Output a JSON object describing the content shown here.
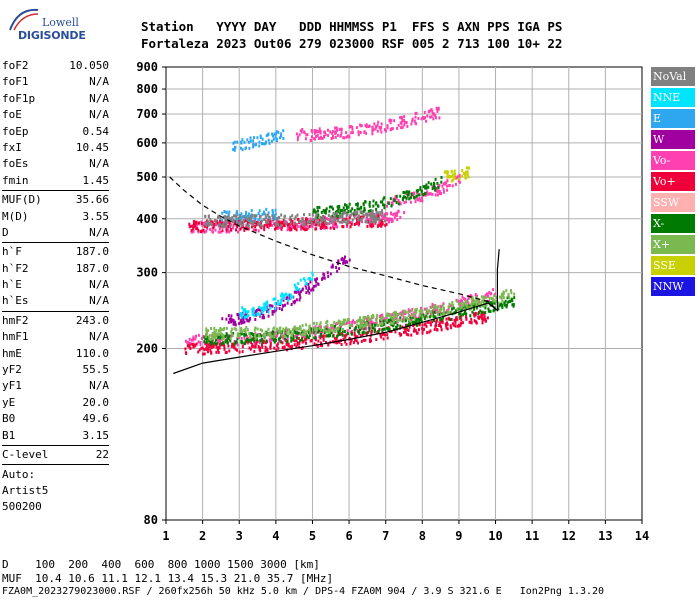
{
  "logo": {
    "line1": "Lowell",
    "line2": "DIGISONDE"
  },
  "header": {
    "line1": "Station   YYYY DAY   DDD HHMMSS P1  FFS S AXN PPS IGA PS",
    "line2": "Fortaleza 2023 Out06 279 023000 RSF 005 2 713 100 10+ 22"
  },
  "params": {
    "group1": [
      {
        "label": "foF2",
        "value": "10.050"
      },
      {
        "label": "foF1",
        "value": "N/A"
      },
      {
        "label": "foF1p",
        "value": "N/A"
      },
      {
        "label": "foE",
        "value": "N/A"
      },
      {
        "label": "foEp",
        "value": "0.54"
      },
      {
        "label": "fxI",
        "value": "10.45"
      },
      {
        "label": "foEs",
        "value": "N/A"
      },
      {
        "label": "fmin",
        "value": "1.45"
      }
    ],
    "group2": [
      {
        "label": "MUF(D)",
        "value": "35.66"
      },
      {
        "label": "M(D)",
        "value": "3.55"
      },
      {
        "label": "D",
        "value": "N/A"
      }
    ],
    "group3": [
      {
        "label": "h`F",
        "value": "187.0"
      },
      {
        "label": "h`F2",
        "value": "187.0"
      },
      {
        "label": "h`E",
        "value": "N/A"
      },
      {
        "label": "h`Es",
        "value": "N/A"
      }
    ],
    "group4": [
      {
        "label": "hmF2",
        "value": "243.0"
      },
      {
        "label": "hmF1",
        "value": "N/A"
      },
      {
        "label": "hmE",
        "value": "110.0"
      },
      {
        "label": "yF2",
        "value": "55.5"
      },
      {
        "label": "yF1",
        "value": "N/A"
      },
      {
        "label": "yE",
        "value": "20.0"
      },
      {
        "label": "B0",
        "value": "49.6"
      },
      {
        "label": "B1",
        "value": "3.15"
      }
    ],
    "group5": [
      {
        "label": "C-level",
        "value": "22"
      }
    ],
    "auto": [
      "Auto:",
      "Artist5",
      "500200"
    ]
  },
  "legend": [
    {
      "label": "NoVal",
      "bg": "#808080",
      "fg": "#ffffff"
    },
    {
      "label": "NNE",
      "bg": "#00e5ff",
      "fg": "#ffffff"
    },
    {
      "label": "E",
      "bg": "#2ea7f0",
      "fg": "#ffffff"
    },
    {
      "label": "W",
      "bg": "#a000a0",
      "fg": "#ffffff"
    },
    {
      "label": "Vo-",
      "bg": "#ff40b0",
      "fg": "#ffffff"
    },
    {
      "label": "Vo+",
      "bg": "#f0003a",
      "fg": "#ffffff"
    },
    {
      "label": "SSW",
      "bg": "#ffb0b0",
      "fg": "#ffffff"
    },
    {
      "label": "X-",
      "bg": "#007a00",
      "fg": "#ffffff"
    },
    {
      "label": "X+",
      "bg": "#7ab850",
      "fg": "#ffffff"
    },
    {
      "label": "SSE",
      "bg": "#c8d000",
      "fg": "#ffffff"
    },
    {
      "label": "NNW",
      "bg": "#1c14e0",
      "fg": "#ffffff"
    }
  ],
  "footer": {
    "line1": "D    100  200  400  600  800 1000 1500 3000 [km]",
    "line2": "MUF  10.4 10.6 11.1 12.1 13.4 15.3 21.0 35.7 [MHz]",
    "line3": "FZA0M_2023279023000.RSF / 260fx256h 50 kHz 5.0 km / DPS-4 FZA0M 904 / 3.9 S 321.6 E   Ion2Png 1.3.20"
  },
  "chart_data": {
    "type": "scatter",
    "xlim": [
      1,
      14
    ],
    "ylim": [
      80,
      900
    ],
    "y_scale": "log",
    "xticks": [
      "1",
      "2",
      "3",
      "4",
      "5",
      "6",
      "7",
      "8",
      "9",
      "10",
      "11",
      "12",
      "13",
      "14"
    ],
    "yticks": [
      "80",
      "200",
      "300",
      "400",
      "500",
      "600",
      "700",
      "800",
      "900"
    ],
    "grid": true,
    "legend_position": "right",
    "series": [
      {
        "name": "Vo-",
        "color": "#ff40b0",
        "bands": [
          {
            "x0": 1.5,
            "x1": 10.0,
            "y0": 195,
            "y1": 270
          },
          {
            "x0": 1.6,
            "x1": 7.5,
            "y0": 380,
            "y1": 410
          },
          {
            "x0": 7.0,
            "x1": 9.0,
            "y0": 430,
            "y1": 500
          },
          {
            "x0": 4.5,
            "x1": 8.5,
            "y0": 610,
            "y1": 715
          }
        ]
      },
      {
        "name": "Vo+",
        "color": "#f0003a",
        "bands": [
          {
            "x0": 1.5,
            "x1": 9.8,
            "y0": 192,
            "y1": 240
          },
          {
            "x0": 1.6,
            "x1": 7.0,
            "y0": 385,
            "y1": 400
          }
        ]
      },
      {
        "name": "W",
        "color": "#a000a0",
        "bands": [
          {
            "x0": 2.5,
            "x1": 6.0,
            "y0": 210,
            "y1": 330
          }
        ]
      },
      {
        "name": "X-",
        "color": "#007a00",
        "bands": [
          {
            "x0": 2.0,
            "x1": 10.5,
            "y0": 200,
            "y1": 260
          },
          {
            "x0": 5.0,
            "x1": 8.5,
            "y0": 400,
            "y1": 490
          }
        ]
      },
      {
        "name": "X+",
        "color": "#7ab850",
        "bands": [
          {
            "x0": 2.0,
            "x1": 10.5,
            "y0": 205,
            "y1": 270
          }
        ]
      },
      {
        "name": "E",
        "color": "#2ea7f0",
        "bands": [
          {
            "x0": 2.8,
            "x1": 4.2,
            "y0": 590,
            "y1": 635
          },
          {
            "x0": 2.5,
            "x1": 4.0,
            "y0": 405,
            "y1": 415
          }
        ]
      },
      {
        "name": "NNE",
        "color": "#00e5ff",
        "bands": [
          {
            "x0": 3.0,
            "x1": 5.0,
            "y0": 230,
            "y1": 300
          }
        ]
      },
      {
        "name": "SSE",
        "color": "#c8d000",
        "bands": [
          {
            "x0": 8.5,
            "x1": 9.3,
            "y0": 500,
            "y1": 520
          }
        ]
      },
      {
        "name": "NoVal",
        "color": "#808080",
        "bands": [
          {
            "x0": 2.0,
            "x1": 7.0,
            "y0": 395,
            "y1": 410
          }
        ]
      }
    ],
    "profile_solid": [
      [
        1.2,
        175
      ],
      [
        2,
        185
      ],
      [
        3,
        191
      ],
      [
        4,
        197
      ],
      [
        5,
        203
      ],
      [
        6,
        210
      ],
      [
        7,
        218
      ],
      [
        8,
        230
      ],
      [
        9,
        243
      ],
      [
        9.8,
        255
      ],
      [
        10.05,
        245
      ],
      [
        10.05,
        270
      ],
      [
        10.05,
        305
      ],
      [
        10.1,
        340
      ]
    ],
    "profile_dashed": [
      [
        1.1,
        500
      ],
      [
        1.5,
        465
      ],
      [
        2,
        430
      ],
      [
        2.5,
        405
      ],
      [
        3,
        385
      ],
      [
        4,
        355
      ],
      [
        5,
        330
      ],
      [
        6,
        310
      ],
      [
        7,
        295
      ],
      [
        8,
        280
      ],
      [
        9,
        268
      ],
      [
        9.8,
        257
      ],
      [
        10.05,
        245
      ]
    ]
  }
}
_ _ _
*WORK TO BE COMPLETED:*
Collect the complete line wherever the string "name" appears in the records.

*REPLY:*
        "name": "Vo-",
        "name": "Vo+",
        "name": "W",
        "name": "X-",
        "name": "X+",
        "name": "E",
        "name": "NNE",
        "name": "SSE",
        "name": "NoVal",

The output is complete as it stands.